(Extracted records)
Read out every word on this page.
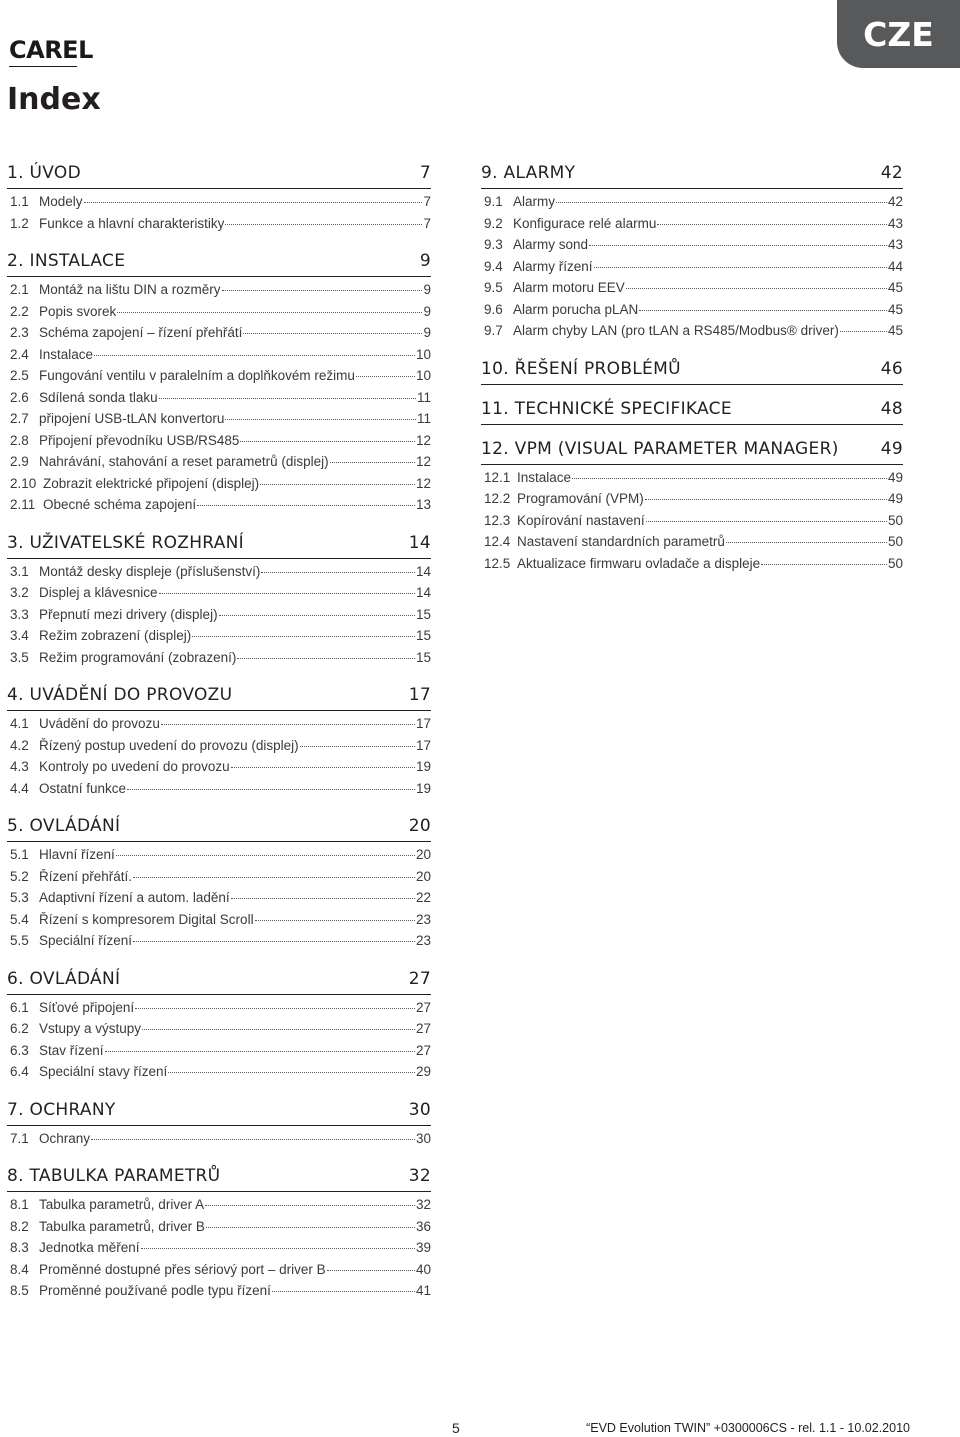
CAREL	CZE
Index
1. ÚVOD	7
1.1 Modely	7
1.2 Funkce a hlavní charakteristiky	7
2. INSTALACE	9
2.1 Montáž na lištu DIN a rozměry	9
2.2 Popis svorek	9
2.3 Schéma zapojení – řízení přehřátí	9
2.4 Instalace	10
2.5 Fungování ventilu v paralelním a doplňkovém režimu	10
2.6 Sdílená sonda tlaku	11
2.7 připojení USB-tLAN konvertoru	11
2.8 Připojení převodníku USB/RS485	12
2.9 Nahrávání, stahování a reset parametrů (displej)	12
2.10 Zobrazit elektrické připojení (displej)	12
2.11 Obecné schéma zapojení	13
3. UŽIVATELSKÉ ROZHRANÍ	14
3.1 Montáž desky displeje (příslušenství)	14
3.2 Displej a klávesnice	14
3.3 Přepnutí mezi drivery (displej)	15
3.4 Režim zobrazení (displej)	15
3.5 Režim programování (zobrazení)	15
4. UVÁDĚNÍ DO PROVOZU	17
4.1 Uvádění do provozu	17
4.2 Řízený postup uvedení do provozu (displej)	17
4.3 Kontroly po uvedení do provozu	19
4.4 Ostatní funkce	19
5. OVLÁDÁNÍ	20
5.1 Hlavní řízení	20
5.2 Řízení přehřátí.	20
5.3 Adaptivní řízení a autom. ladění	22
5.4 Řízení s kompresorem Digital Scroll	23
5.5 Speciální řízení	23
6. OVLÁDÁNÍ	27
6.1 Síťové připojení	27
6.2 Vstupy a výstupy	27
6.3 Stav řízení	27
6.4 Speciální stavy řízení	29
7. OCHRANY	30
7.1 Ochrany	30
8. TABULKA PARAMETRŮ	32
8.1 Tabulka parametrů, driver A	32
8.2 Tabulka parametrů, driver B	36
8.3 Jednotka měření	39
8.4 Proměnné dostupné přes sériový port – driver B	40
8.5 Proměnné používané podle typu řízení	41
9. ALARMY	42
9.1 Alarmy	42
9.2 Konfigurace relé alarmu	43
9.3 Alarmy sond	43
9.4 Alarmy řízení	44
9.5 Alarm motoru EEV	45
9.6 Alarm porucha pLAN	45
9.7 Alarm chyby LAN (pro tLAN a RS485/Modbus® driver)	45
10. ŘEŠENÍ PROBLÉMŮ	46
11. TECHNICKÉ SPECIFIKACE	48
12. VPM (VISUAL PARAMETER MANAGER) 49
12.1 Instalace	49
12.2 Programování (VPM)	49
12.3 Kopírování nastavení	50
12.4 Nastavení standardních parametrů	50
12.5 Aktualizace firmwaru ovladače a displeje	50
5	“EVD Evolution TWIN” +0300006CS - rel. 1.1 - 10.02.2010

* What is asked: Reproduce the data above in full, exactly as it is, with the pictures left out.

* Correct answer:
Read out every word on this page.
CAREL	CZE
Index
1. ÚVOD	7
1.1 Modely	7
1.2 Funkce a hlavní charakteristiky	7
2. INSTALACE	9
2.1 Montáž na lištu DIN a rozměry	9
2.2 Popis svorek	9
2.3 Schéma zapojení – řízení přehřátí	9
2.4 Instalace	10
2.5 Fungování ventilu v paralelním a doplňkovém režimu	10
2.6 Sdílená sonda tlaku	11
2.7 připojení USB-tLAN konvertoru	11
2.8 Připojení převodníku USB/RS485	12
2.9 Nahrávání, stahování a reset parametrů (displej)	12
2.10 Zobrazit elektrické připojení (displej)	12
2.11 Obecné schéma zapojení	13
3. UŽIVATELSKÉ ROZHRANÍ	14
3.1 Montáž desky displeje (příslušenství)	14
3.2 Displej a klávesnice	14
3.3 Přepnutí mezi drivery (displej)	15
3.4 Režim zobrazení (displej)	15
3.5 Režim programování (zobrazení)	15
4. UVÁDĚNÍ DO PROVOZU	17
4.1 Uvádění do provozu	17
4.2 Řízený postup uvedení do provozu (displej)	17
4.3 Kontroly po uvedení do provozu	19
4.4 Ostatní funkce	19
5. OVLÁDÁNÍ	20
5.1 Hlavní řízení	20
5.2 Řízení přehřátí.	20
5.3 Adaptivní řízení a autom. ladění	22
5.4 Řízení s kompresorem Digital Scroll	23
5.5 Speciální řízení	23
6. OVLÁDÁNÍ	27
6.1 Síťové připojení	27
6.2 Vstupy a výstupy	27
6.3 Stav řízení	27
6.4 Speciální stavy řízení	29
7. OCHRANY	30
7.1 Ochrany	30
8. TABULKA PARAMETRŮ	32
8.1 Tabulka parametrů, driver A	32
8.2 Tabulka parametrů, driver B	36
8.3 Jednotka měření	39
8.4 Proměnné dostupné přes sériový port – driver B	40
8.5 Proměnné používané podle typu řízení	41
9. ALARMY	42
9.1 Alarmy	42
9.2 Konfigurace relé alarmu	43
9.3 Alarmy sond	43
9.4 Alarmy řízení	44
9.5 Alarm motoru EEV	45
9.6 Alarm porucha pLAN	45
9.7 Alarm chyby LAN (pro tLAN a RS485/Modbus® driver)	45
10. ŘEŠENÍ PROBLÉMŮ	46
11. TECHNICKÉ SPECIFIKACE	48
12. VPM (VISUAL PARAMETER MANAGER) 49
12.1 Instalace	49
12.2 Programování (VPM)	49
12.3 Kopírování nastavení	50
12.4 Nastavení standardních parametrů	50
12.5 Aktualizace firmwaru ovladače a displeje	50
5	“EVD Evolution TWIN” +0300006CS - rel. 1.1 - 10.02.2010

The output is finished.